[Dataset items]
== == ==

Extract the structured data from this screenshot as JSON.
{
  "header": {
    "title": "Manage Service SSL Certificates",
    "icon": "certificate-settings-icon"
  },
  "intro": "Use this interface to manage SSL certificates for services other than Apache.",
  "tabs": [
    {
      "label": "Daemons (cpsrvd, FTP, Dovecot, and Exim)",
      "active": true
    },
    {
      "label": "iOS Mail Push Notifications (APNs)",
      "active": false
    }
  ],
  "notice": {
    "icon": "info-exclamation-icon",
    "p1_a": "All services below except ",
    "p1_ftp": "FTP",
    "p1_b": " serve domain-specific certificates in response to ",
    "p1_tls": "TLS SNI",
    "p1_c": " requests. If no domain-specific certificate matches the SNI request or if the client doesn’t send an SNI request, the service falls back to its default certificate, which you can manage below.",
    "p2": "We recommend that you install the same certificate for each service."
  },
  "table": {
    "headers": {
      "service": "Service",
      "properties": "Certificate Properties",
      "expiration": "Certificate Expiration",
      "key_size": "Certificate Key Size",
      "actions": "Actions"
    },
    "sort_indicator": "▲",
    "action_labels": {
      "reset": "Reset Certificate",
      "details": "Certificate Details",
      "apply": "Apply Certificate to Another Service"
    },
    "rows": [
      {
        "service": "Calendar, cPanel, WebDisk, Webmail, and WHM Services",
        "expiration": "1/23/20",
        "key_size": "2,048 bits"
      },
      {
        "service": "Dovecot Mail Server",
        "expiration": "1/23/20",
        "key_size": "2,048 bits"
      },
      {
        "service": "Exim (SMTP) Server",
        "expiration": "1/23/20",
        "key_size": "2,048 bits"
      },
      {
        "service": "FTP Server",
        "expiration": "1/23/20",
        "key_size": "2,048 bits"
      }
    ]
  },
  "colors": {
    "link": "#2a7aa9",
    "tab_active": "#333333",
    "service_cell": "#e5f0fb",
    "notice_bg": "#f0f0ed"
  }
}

== == ==

Tally every line of the listing that holds the string "below", then give the number by itself.

(Answer for the task): 2